(Collected data)
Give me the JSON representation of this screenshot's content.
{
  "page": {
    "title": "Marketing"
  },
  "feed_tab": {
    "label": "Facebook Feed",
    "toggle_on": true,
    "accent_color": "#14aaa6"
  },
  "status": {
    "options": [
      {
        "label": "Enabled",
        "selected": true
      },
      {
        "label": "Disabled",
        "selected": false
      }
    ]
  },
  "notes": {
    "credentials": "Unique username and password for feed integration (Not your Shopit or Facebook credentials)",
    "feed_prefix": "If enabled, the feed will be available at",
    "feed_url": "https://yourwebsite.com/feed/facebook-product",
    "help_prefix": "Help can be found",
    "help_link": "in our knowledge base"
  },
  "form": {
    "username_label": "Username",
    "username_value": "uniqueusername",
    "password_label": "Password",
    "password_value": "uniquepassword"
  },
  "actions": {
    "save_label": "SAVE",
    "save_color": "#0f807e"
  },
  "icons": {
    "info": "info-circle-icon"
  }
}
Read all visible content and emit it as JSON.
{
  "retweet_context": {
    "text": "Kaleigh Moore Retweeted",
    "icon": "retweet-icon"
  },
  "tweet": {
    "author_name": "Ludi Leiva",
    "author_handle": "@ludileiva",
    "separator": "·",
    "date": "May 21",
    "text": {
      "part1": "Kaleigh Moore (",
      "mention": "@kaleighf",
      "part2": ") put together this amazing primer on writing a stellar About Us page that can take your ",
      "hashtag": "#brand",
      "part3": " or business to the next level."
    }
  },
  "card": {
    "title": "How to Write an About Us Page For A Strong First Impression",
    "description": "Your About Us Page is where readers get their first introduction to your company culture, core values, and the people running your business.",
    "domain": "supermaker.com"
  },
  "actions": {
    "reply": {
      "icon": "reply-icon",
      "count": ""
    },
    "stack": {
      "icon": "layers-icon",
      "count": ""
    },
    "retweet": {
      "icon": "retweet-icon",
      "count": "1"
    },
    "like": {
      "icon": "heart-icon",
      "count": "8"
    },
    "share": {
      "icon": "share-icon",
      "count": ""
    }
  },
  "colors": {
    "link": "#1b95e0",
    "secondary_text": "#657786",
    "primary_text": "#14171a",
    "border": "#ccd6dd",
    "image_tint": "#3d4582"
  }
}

## What to produce
Write out the listing once more, matching it exactly.

## Written solution
Give me the JSON representation of this screenshot's content.
{
  "page": {
    "title": "Marketing"
  },
  "feed_tab": {
    "label": "Facebook Feed",
    "toggle_on": true,
    "accent_color": "#14aaa6"
  },
  "status": {
    "options": [
      {
        "label": "Enabled",
        "selected": true
      },
      {
        "label": "Disabled",
        "selected": false
      }
    ]
  },
  "notes": {
    "credentials": "Unique username and password for feed integration (Not your Shopit or Facebook credentials)",
    "feed_prefix": "If enabled, the feed will be available at",
    "feed_url": "https://yourwebsite.com/feed/facebook-product",
    "help_prefix": "Help can be found",
    "help_link": "in our knowledge base"
  },
  "form": {
    "username_label": "Username",
    "username_value": "uniqueusername",
    "password_label": "Password",
    "password_value": "uniquepassword"
  },
  "actions": {
    "save_label": "SAVE",
    "save_color": "#0f807e"
  },
  "icons": {
    "info": "info-circle-icon"
  }
}
Read all visible content and emit it as JSON.
{
  "retweet_context": {
    "text": "Kaleigh Moore Retweeted",
    "icon": "retweet-icon"
  },
  "tweet": {
    "author_name": "Ludi Leiva",
    "author_handle": "@ludileiva",
    "separator": "·",
    "date": "May 21",
    "text": {
      "part1": "Kaleigh Moore (",
      "mention": "@kaleighf",
      "part2": ") put together this amazing primer on writing a stellar About Us page that can take your ",
      "hashtag": "#brand",
      "part3": " or business to the next level."
    }
  },
  "card": {
    "title": "How to Write an About Us Page For A Strong First Impression",
    "description": "Your About Us Page is where readers get their first introduction to your company culture, core values, and the people running your business.",
    "domain": "supermaker.com"
  },
  "actions": {
    "reply": {
      "icon": "reply-icon",
      "count": ""
    },
    "stack": {
      "icon": "layers-icon",
      "count": ""
    },
    "retweet": {
      "icon": "retweet-icon",
      "count": "1"
    },
    "like": {
      "icon": "heart-icon",
      "count": "8"
    },
    "share": {
      "icon": "share-icon",
      "count": ""
    }
  },
  "colors": {
    "link": "#1b95e0",
    "secondary_text": "#657786",
    "primary_text": "#14171a",
    "border": "#ccd6dd",
    "image_tint": "#3d4582"
  }
}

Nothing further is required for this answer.